Copy out the entries exactly, from the first line to the last.

--------------------------------------------------

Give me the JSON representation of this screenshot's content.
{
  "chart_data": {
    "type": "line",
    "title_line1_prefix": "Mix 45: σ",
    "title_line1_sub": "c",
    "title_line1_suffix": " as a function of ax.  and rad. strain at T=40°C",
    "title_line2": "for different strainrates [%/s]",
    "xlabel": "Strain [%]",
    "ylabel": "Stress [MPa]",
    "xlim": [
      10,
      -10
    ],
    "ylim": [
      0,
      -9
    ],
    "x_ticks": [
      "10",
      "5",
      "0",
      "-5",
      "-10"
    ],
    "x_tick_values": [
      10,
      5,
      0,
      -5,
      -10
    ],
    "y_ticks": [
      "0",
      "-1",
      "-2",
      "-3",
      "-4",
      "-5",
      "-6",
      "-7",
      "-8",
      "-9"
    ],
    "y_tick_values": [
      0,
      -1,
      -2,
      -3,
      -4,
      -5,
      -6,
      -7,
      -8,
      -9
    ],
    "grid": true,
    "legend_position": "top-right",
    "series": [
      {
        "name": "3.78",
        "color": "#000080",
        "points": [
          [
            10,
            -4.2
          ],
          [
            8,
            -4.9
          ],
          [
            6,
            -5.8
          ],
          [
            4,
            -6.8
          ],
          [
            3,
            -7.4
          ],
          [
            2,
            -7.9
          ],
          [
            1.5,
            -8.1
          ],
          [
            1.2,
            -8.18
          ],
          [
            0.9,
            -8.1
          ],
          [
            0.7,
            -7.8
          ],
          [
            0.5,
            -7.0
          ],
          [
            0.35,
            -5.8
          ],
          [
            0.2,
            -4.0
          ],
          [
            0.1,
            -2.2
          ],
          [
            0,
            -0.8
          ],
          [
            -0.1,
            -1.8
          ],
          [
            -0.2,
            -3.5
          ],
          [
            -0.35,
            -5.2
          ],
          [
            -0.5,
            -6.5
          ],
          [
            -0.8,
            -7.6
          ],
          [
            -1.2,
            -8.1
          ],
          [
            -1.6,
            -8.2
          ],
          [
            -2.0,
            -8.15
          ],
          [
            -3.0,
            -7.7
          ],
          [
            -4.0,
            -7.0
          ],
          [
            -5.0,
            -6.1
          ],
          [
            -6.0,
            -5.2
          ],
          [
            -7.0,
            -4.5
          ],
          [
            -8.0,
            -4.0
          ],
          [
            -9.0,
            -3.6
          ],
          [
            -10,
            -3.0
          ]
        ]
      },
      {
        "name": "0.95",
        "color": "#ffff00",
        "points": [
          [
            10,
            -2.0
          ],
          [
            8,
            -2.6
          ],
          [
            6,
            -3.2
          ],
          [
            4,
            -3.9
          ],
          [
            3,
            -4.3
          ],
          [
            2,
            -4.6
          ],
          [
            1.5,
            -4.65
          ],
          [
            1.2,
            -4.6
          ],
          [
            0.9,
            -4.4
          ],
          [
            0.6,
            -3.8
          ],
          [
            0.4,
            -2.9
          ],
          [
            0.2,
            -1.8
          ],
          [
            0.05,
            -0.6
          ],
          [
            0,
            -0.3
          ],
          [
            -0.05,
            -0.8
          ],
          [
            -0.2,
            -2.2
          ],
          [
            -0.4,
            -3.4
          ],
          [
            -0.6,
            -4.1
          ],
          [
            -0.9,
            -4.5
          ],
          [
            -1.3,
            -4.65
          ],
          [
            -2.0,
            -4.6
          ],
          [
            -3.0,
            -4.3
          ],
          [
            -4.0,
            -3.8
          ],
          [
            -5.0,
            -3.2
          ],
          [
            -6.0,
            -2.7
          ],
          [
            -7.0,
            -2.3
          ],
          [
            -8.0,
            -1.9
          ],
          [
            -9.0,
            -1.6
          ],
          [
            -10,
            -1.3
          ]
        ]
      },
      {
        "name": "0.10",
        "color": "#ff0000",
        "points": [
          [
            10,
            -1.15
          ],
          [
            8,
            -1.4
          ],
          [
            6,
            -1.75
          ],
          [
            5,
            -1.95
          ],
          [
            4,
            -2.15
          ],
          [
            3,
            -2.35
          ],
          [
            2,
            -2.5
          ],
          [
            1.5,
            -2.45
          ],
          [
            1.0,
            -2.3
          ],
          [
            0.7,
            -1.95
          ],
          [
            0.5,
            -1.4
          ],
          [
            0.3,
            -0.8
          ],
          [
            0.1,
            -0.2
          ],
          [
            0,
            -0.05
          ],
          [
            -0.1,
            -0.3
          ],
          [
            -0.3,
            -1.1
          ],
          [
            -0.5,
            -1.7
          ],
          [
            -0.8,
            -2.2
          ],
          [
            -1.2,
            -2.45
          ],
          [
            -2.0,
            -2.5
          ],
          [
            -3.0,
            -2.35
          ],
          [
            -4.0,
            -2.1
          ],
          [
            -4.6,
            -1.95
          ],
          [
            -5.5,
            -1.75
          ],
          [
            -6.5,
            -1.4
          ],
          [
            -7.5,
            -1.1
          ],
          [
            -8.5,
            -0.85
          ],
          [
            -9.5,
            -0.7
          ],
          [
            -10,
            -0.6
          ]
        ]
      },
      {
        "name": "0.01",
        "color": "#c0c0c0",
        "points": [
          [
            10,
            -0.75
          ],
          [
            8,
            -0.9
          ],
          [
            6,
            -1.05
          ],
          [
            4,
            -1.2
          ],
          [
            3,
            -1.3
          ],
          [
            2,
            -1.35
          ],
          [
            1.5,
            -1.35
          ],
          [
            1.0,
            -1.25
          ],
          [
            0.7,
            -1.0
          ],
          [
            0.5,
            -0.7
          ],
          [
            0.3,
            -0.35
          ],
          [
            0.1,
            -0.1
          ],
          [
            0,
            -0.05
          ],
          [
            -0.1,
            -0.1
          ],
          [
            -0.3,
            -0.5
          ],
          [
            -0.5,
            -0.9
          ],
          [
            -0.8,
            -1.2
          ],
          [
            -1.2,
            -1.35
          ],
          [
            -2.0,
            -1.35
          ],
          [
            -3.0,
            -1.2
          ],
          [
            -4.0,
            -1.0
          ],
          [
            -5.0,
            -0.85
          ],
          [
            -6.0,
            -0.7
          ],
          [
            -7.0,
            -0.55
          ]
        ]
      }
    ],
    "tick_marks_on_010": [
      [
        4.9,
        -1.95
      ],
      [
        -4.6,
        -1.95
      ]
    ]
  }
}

--------------------------------------------------

#### [EXERCISE SOLUTION]
Give me the JSON representation of this screenshot's content.
{
  "chart_data": {
    "type": "line",
    "title_line1_prefix": "Mix 45: σ",
    "title_line1_sub": "c",
    "title_line1_suffix": " as a function of ax.  and rad. strain at T=40°C",
    "title_line2": "for different strainrates [%/s]",
    "xlabel": "Strain [%]",
    "ylabel": "Stress [MPa]",
    "xlim": [
      10,
      -10
    ],
    "ylim": [
      0,
      -9
    ],
    "x_ticks": [
      "10",
      "5",
      "0",
      "-5",
      "-10"
    ],
    "x_tick_values": [
      10,
      5,
      0,
      -5,
      -10
    ],
    "y_ticks": [
      "0",
      "-1",
      "-2",
      "-3",
      "-4",
      "-5",
      "-6",
      "-7",
      "-8",
      "-9"
    ],
    "y_tick_values": [
      0,
      -1,
      -2,
      -3,
      -4,
      -5,
      -6,
      -7,
      -8,
      -9
    ],
    "grid": true,
    "legend_position": "top-right",
    "series": [
      {
        "name": "3.78",
        "color": "#000080",
        "points": [
          [
            10,
            -4.2
          ],
          [
            8,
            -4.9
          ],
          [
            6,
            -5.8
          ],
          [
            4,
            -6.8
          ],
          [
            3,
            -7.4
          ],
          [
            2,
            -7.9
          ],
          [
            1.5,
            -8.1
          ],
          [
            1.2,
            -8.18
          ],
          [
            0.9,
            -8.1
          ],
          [
            0.7,
            -7.8
          ],
          [
            0.5,
            -7.0
          ],
          [
            0.35,
            -5.8
          ],
          [
            0.2,
            -4.0
          ],
          [
            0.1,
            -2.2
          ],
          [
            0,
            -0.8
          ],
          [
            -0.1,
            -1.8
          ],
          [
            -0.2,
            -3.5
          ],
          [
            -0.35,
            -5.2
          ],
          [
            -0.5,
            -6.5
          ],
          [
            -0.8,
            -7.6
          ],
          [
            -1.2,
            -8.1
          ],
          [
            -1.6,
            -8.2
          ],
          [
            -2.0,
            -8.15
          ],
          [
            -3.0,
            -7.7
          ],
          [
            -4.0,
            -7.0
          ],
          [
            -5.0,
            -6.1
          ],
          [
            -6.0,
            -5.2
          ],
          [
            -7.0,
            -4.5
          ],
          [
            -8.0,
            -4.0
          ],
          [
            -9.0,
            -3.6
          ],
          [
            -10,
            -3.0
          ]
        ]
      },
      {
        "name": "0.95",
        "color": "#ffff00",
        "points": [
          [
            10,
            -2.0
          ],
          [
            8,
            -2.6
          ],
          [
            6,
            -3.2
          ],
          [
            4,
            -3.9
          ],
          [
            3,
            -4.3
          ],
          [
            2,
            -4.6
          ],
          [
            1.5,
            -4.65
          ],
          [
            1.2,
            -4.6
          ],
          [
            0.9,
            -4.4
          ],
          [
            0.6,
            -3.8
          ],
          [
            0.4,
            -2.9
          ],
          [
            0.2,
            -1.8
          ],
          [
            0.05,
            -0.6
          ],
          [
            0,
            -0.3
          ],
          [
            -0.05,
            -0.8
          ],
          [
            -0.2,
            -2.2
          ],
          [
            -0.4,
            -3.4
          ],
          [
            -0.6,
            -4.1
          ],
          [
            -0.9,
            -4.5
          ],
          [
            -1.3,
            -4.65
          ],
          [
            -2.0,
            -4.6
          ],
          [
            -3.0,
            -4.3
          ],
          [
            -4.0,
            -3.8
          ],
          [
            -5.0,
            -3.2
          ],
          [
            -6.0,
            -2.7
          ],
          [
            -7.0,
            -2.3
          ],
          [
            -8.0,
            -1.9
          ],
          [
            -9.0,
            -1.6
          ],
          [
            -10,
            -1.3
          ]
        ]
      },
      {
        "name": "0.10",
        "color": "#ff0000",
        "points": [
          [
            10,
            -1.15
          ],
          [
            8,
            -1.4
          ],
          [
            6,
            -1.75
          ],
          [
            5,
            -1.95
          ],
          [
            4,
            -2.15
          ],
          [
            3,
            -2.35
          ],
          [
            2,
            -2.5
          ],
          [
            1.5,
            -2.45
          ],
          [
            1.0,
            -2.3
          ],
          [
            0.7,
            -1.95
          ],
          [
            0.5,
            -1.4
          ],
          [
            0.3,
            -0.8
          ],
          [
            0.1,
            -0.2
          ],
          [
            0,
            -0.05
          ],
          [
            -0.1,
            -0.3
          ],
          [
            -0.3,
            -1.1
          ],
          [
            -0.5,
            -1.7
          ],
          [
            -0.8,
            -2.2
          ],
          [
            -1.2,
            -2.45
          ],
          [
            -2.0,
            -2.5
          ],
          [
            -3.0,
            -2.35
          ],
          [
            -4.0,
            -2.1
          ],
          [
            -4.6,
            -1.95
          ],
          [
            -5.5,
            -1.75
          ],
          [
            -6.5,
            -1.4
          ],
          [
            -7.5,
            -1.1
          ],
          [
            -8.5,
            -0.85
          ],
          [
            -9.5,
            -0.7
          ],
          [
            -10,
            -0.6
          ]
        ]
      },
      {
        "name": "0.01",
        "color": "#c0c0c0",
        "points": [
          [
            10,
            -0.75
          ],
          [
            8,
            -0.9
          ],
          [
            6,
            -1.05
          ],
          [
            4,
            -1.2
          ],
          [
            3,
            -1.3
          ],
          [
            2,
            -1.35
          ],
          [
            1.5,
            -1.35
          ],
          [
            1.0,
            -1.25
          ],
          [
            0.7,
            -1.0
          ],
          [
            0.5,
            -0.7
          ],
          [
            0.3,
            -0.35
          ],
          [
            0.1,
            -0.1
          ],
          [
            0,
            -0.05
          ],
          [
            -0.1,
            -0.1
          ],
          [
            -0.3,
            -0.5
          ],
          [
            -0.5,
            -0.9
          ],
          [
            -0.8,
            -1.2
          ],
          [
            -1.2,
            -1.35
          ],
          [
            -2.0,
            -1.35
          ],
          [
            -3.0,
            -1.2
          ],
          [
            -4.0,
            -1.0
          ],
          [
            -5.0,
            -0.85
          ],
          [
            -6.0,
            -0.7
          ],
          [
            -7.0,
            -0.55
          ]
        ]
      }
    ],
    "tick_marks_on_010": [
      [
        4.9,
        -1.95
      ],
      [
        -4.6,
        -1.95
      ]
    ]
  }
}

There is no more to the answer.